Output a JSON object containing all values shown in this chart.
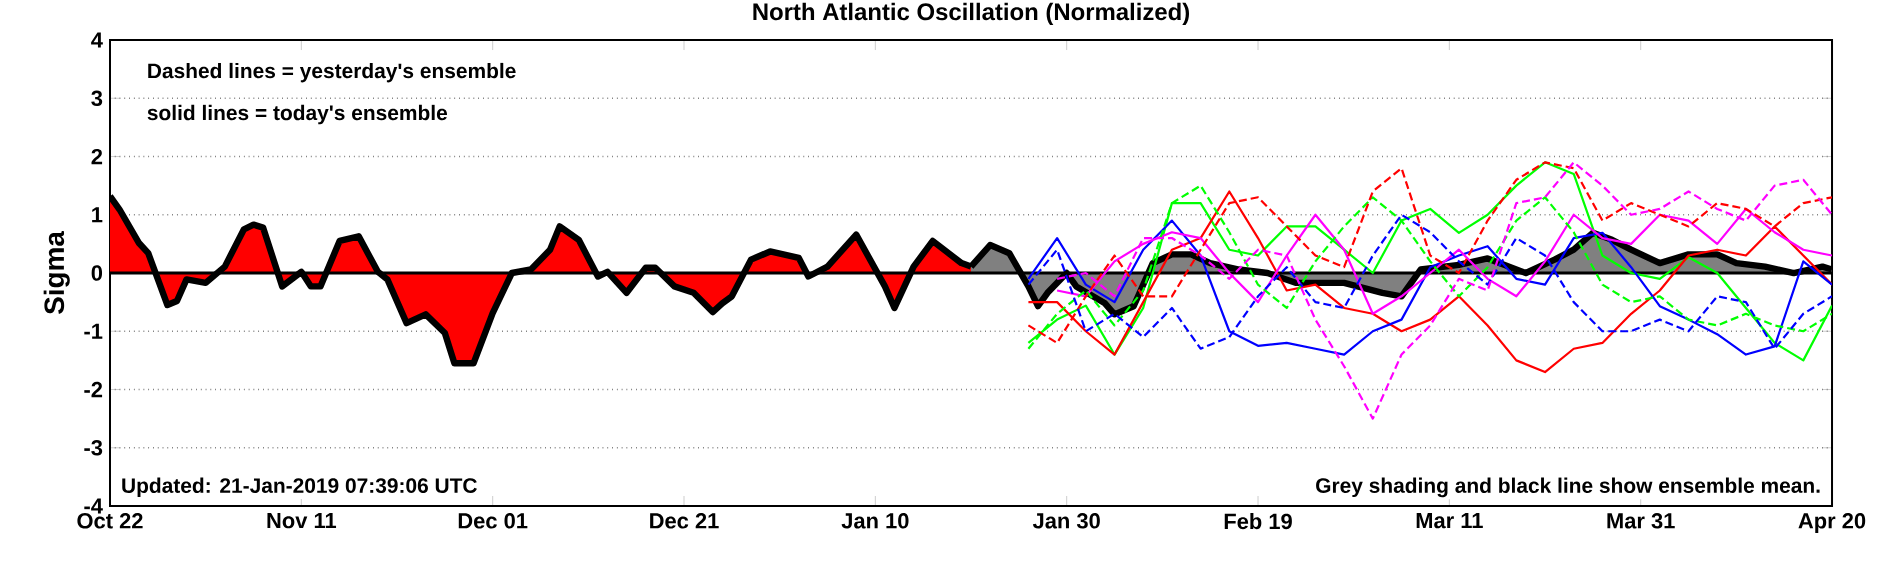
{
  "chart_data": {
    "type": "line",
    "title": "North Atlantic Oscillation (Normalized)",
    "ylabel": "Sigma",
    "x": [
      "2019-01-26",
      "2019-01-29",
      "2019-02-01",
      "2019-02-04",
      "2019-02-07",
      "2019-02-10",
      "2019-02-13",
      "2019-02-16",
      "2019-02-19",
      "2019-02-22",
      "2019-02-25",
      "2019-02-28",
      "2019-03-03",
      "2019-03-06",
      "2019-03-09",
      "2019-03-12",
      "2019-03-15",
      "2019-03-18",
      "2019-03-21",
      "2019-03-24",
      "2019-03-27",
      "2019-03-30",
      "2019-04-02",
      "2019-04-05",
      "2019-04-08",
      "2019-04-11",
      "2019-04-14",
      "2019-04-17",
      "2019-04-20"
    ],
    "xlim": [
      "2018-10-22",
      "2019-04-20"
    ],
    "xticks": [
      {
        "value": "2018-10-22",
        "label": "Oct 22"
      },
      {
        "value": "2018-11-11",
        "label": "Nov 11"
      },
      {
        "value": "2018-12-01",
        "label": "Dec 01"
      },
      {
        "value": "2018-12-21",
        "label": "Dec 21"
      },
      {
        "value": "2019-01-10",
        "label": "Jan 10"
      },
      {
        "value": "2019-01-30",
        "label": "Jan 30"
      },
      {
        "value": "2019-02-19",
        "label": "Feb 19"
      },
      {
        "value": "2019-03-11",
        "label": "Mar 11"
      },
      {
        "value": "2019-03-31",
        "label": "Mar 31"
      },
      {
        "value": "2019-04-20",
        "label": "Apr 20"
      }
    ],
    "ylim": [
      -4,
      4
    ],
    "yticks": [
      -4,
      -3,
      -2,
      -1,
      0,
      1,
      2,
      3,
      4
    ],
    "grid": "y",
    "ref_lines": [
      {
        "axis": "y",
        "value": 0,
        "color": "#000000"
      }
    ],
    "annotations": [
      "Dashed lines = yesterday's ensemble",
      "solid lines = today's ensemble",
      "Updated: 21-Jan-2019 07:39:06 UTC",
      "Grey shading and black line show ensemble mean."
    ],
    "series": [
      {
        "type": "area",
        "color": "#ff0000",
        "x": [
          "2018-10-22",
          "2018-10-23",
          "2018-10-25",
          "2018-10-26",
          "2018-10-28",
          "2018-10-29",
          "2018-10-30",
          "2018-11-01",
          "2018-11-03",
          "2018-11-05",
          "2018-11-06",
          "2018-11-07",
          "2018-11-09",
          "2018-11-11",
          "2018-11-12",
          "2018-11-13",
          "2018-11-15",
          "2018-11-17",
          "2018-11-19",
          "2018-11-20",
          "2018-11-22",
          "2018-11-24",
          "2018-11-26",
          "2018-11-27",
          "2018-11-29",
          "2018-12-01",
          "2018-12-03",
          "2018-12-05",
          "2018-12-07",
          "2018-12-08",
          "2018-12-10",
          "2018-12-12",
          "2018-12-13",
          "2018-12-15",
          "2018-12-17",
          "2018-12-18",
          "2018-12-20",
          "2018-12-22",
          "2018-12-24",
          "2018-12-25",
          "2018-12-26",
          "2018-12-28",
          "2018-12-30",
          "2019-01-02",
          "2019-01-03",
          "2019-01-05",
          "2019-01-08",
          "2019-01-11",
          "2019-01-12",
          "2019-01-14",
          "2019-01-16",
          "2019-01-19",
          "2019-01-20"
        ],
        "values": [
          1.32,
          1.09,
          0.52,
          0.34,
          -0.55,
          -0.48,
          -0.11,
          -0.17,
          0.11,
          0.75,
          0.83,
          0.78,
          -0.23,
          0.02,
          -0.23,
          -0.23,
          0.55,
          0.63,
          0.02,
          -0.11,
          -0.86,
          -0.71,
          -1.03,
          -1.55,
          -1.55,
          -0.69,
          0.0,
          0.06,
          0.4,
          0.8,
          0.57,
          -0.06,
          0.02,
          -0.34,
          0.09,
          0.09,
          -0.23,
          -0.34,
          -0.67,
          -0.52,
          -0.4,
          0.23,
          0.37,
          0.26,
          -0.06,
          0.11,
          0.66,
          -0.23,
          -0.6,
          0.11,
          0.55,
          0.17,
          0.11
        ]
      },
      {
        "color": "#00ff00",
        "values": [
          -1.2,
          -0.8,
          -0.56,
          -1.4,
          -0.6,
          1.2,
          1.2,
          0.4,
          0.3,
          0.8,
          0.8,
          0.4,
          0.0,
          0.9,
          1.1,
          0.69,
          1.0,
          1.5,
          1.9,
          1.7,
          0.3,
          0.0,
          -0.1,
          0.27,
          0.0,
          -0.6,
          -1.2,
          -1.5,
          -0.56
        ]
      },
      {
        "color": "#ff0000",
        "values": [
          -0.5,
          -0.5,
          -1.0,
          -1.4,
          -0.5,
          0.4,
          0.6,
          1.4,
          0.6,
          -0.3,
          -0.2,
          -0.6,
          -0.7,
          -1.0,
          -0.8,
          -0.4,
          -0.9,
          -1.5,
          -1.7,
          -1.3,
          -1.2,
          -0.7,
          -0.3,
          0.3,
          0.4,
          0.3,
          0.8,
          0.3,
          -0.2
        ]
      },
      {
        "color": "#0000ff",
        "values": [
          -0.1,
          0.6,
          -0.2,
          -0.5,
          0.4,
          0.9,
          0.3,
          -1.0,
          -1.25,
          -1.2,
          -1.3,
          -1.4,
          -1.0,
          -0.8,
          0.1,
          0.3,
          0.46,
          -0.1,
          -0.2,
          0.6,
          0.69,
          0.1,
          -0.57,
          -0.8,
          -1.05,
          -1.4,
          -1.26,
          0.2,
          -0.2
        ]
      },
      {
        "color": "#ff00ff",
        "values": [
          null,
          -0.3,
          -0.4,
          0.2,
          0.5,
          0.7,
          0.6,
          0.0,
          -0.5,
          0.3,
          1.0,
          0.4,
          -0.7,
          -0.4,
          0.0,
          0.4,
          -0.1,
          -0.4,
          0.2,
          1.0,
          0.6,
          0.5,
          1.0,
          0.9,
          0.5,
          1.1,
          0.7,
          0.4,
          0.3
        ]
      },
      {
        "color": "#00ff00",
        "line_style": "dashed",
        "values": [
          -1.3,
          -0.7,
          -0.3,
          -0.9,
          -0.3,
          1.2,
          1.5,
          0.7,
          -0.2,
          -0.6,
          0.2,
          0.8,
          1.3,
          0.9,
          0.2,
          -0.4,
          0.1,
          0.9,
          1.3,
          0.7,
          -0.2,
          -0.5,
          -0.4,
          -0.8,
          -0.9,
          -0.7,
          -0.9,
          -1.0,
          -0.7
        ]
      },
      {
        "color": "#ff0000",
        "line_style": "dashed",
        "values": [
          -0.9,
          -1.2,
          -0.4,
          0.3,
          -0.4,
          -0.4,
          0.4,
          1.2,
          1.3,
          0.8,
          0.3,
          0.1,
          1.4,
          1.8,
          0.3,
          0.0,
          0.9,
          1.6,
          1.9,
          1.8,
          0.9,
          1.2,
          1.0,
          0.8,
          1.2,
          1.1,
          0.8,
          1.2,
          1.3
        ]
      },
      {
        "color": "#0000ff",
        "line_style": "dashed",
        "values": [
          -0.2,
          0.4,
          -1.0,
          -0.7,
          -1.1,
          -0.6,
          -1.3,
          -1.1,
          -0.4,
          0.1,
          -0.5,
          -0.6,
          0.3,
          1.0,
          0.7,
          0.2,
          -0.2,
          0.6,
          0.3,
          -0.5,
          -1.0,
          -1.0,
          -0.8,
          -1.0,
          -0.4,
          -0.5,
          -1.3,
          -0.7,
          -0.4
        ]
      },
      {
        "color": "#ff00ff",
        "line_style": "dashed",
        "values": [
          null,
          -0.1,
          0.0,
          -0.4,
          0.6,
          0.6,
          0.3,
          -0.1,
          0.4,
          0.3,
          -0.8,
          -1.6,
          -2.5,
          -1.4,
          -0.9,
          -0.1,
          -0.3,
          1.2,
          1.3,
          1.9,
          1.5,
          1.0,
          1.1,
          1.4,
          1.1,
          0.9,
          1.5,
          1.6,
          1.0
        ]
      },
      {
        "type": "area",
        "color": "#808080",
        "x": [
          "2019-01-20",
          "2019-01-22",
          "2019-01-24",
          "2019-01-26",
          "2019-01-27",
          "2019-01-28",
          "2019-01-30",
          "2019-01-31",
          "2019-02-03",
          "2019-02-04",
          "2019-02-06",
          "2019-02-08",
          "2019-02-10",
          "2019-02-12",
          "2019-02-14",
          "2019-02-17",
          "2019-02-20",
          "2019-02-23",
          "2019-02-28",
          "2019-03-04",
          "2019-03-06",
          "2019-03-08",
          "2019-03-12",
          "2019-03-15",
          "2019-03-19",
          "2019-03-22",
          "2019-03-24",
          "2019-03-26",
          "2019-03-28",
          "2019-03-30",
          "2019-04-02",
          "2019-04-05",
          "2019-04-08",
          "2019-04-10",
          "2019-04-13",
          "2019-04-16",
          "2019-04-19",
          "2019-04-20"
        ],
        "values": [
          0.11,
          0.48,
          0.34,
          -0.23,
          -0.57,
          -0.34,
          0,
          -0.23,
          -0.52,
          -0.71,
          -0.57,
          0.17,
          0.32,
          0.32,
          0.17,
          0.06,
          0,
          -0.17,
          -0.17,
          -0.34,
          -0.4,
          0.06,
          0.14,
          0.25,
          0,
          0.23,
          0.4,
          0.69,
          0.57,
          0.4,
          0.17,
          0.32,
          0.32,
          0.17,
          0.11,
          0,
          0.11,
          0.06
        ]
      }
    ]
  }
}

:: CHALLENGE ::
Work out how many lines in the records above contain the word "ensemble", and give only that number.

:: SOLUTION FOR THIS TASK ::
3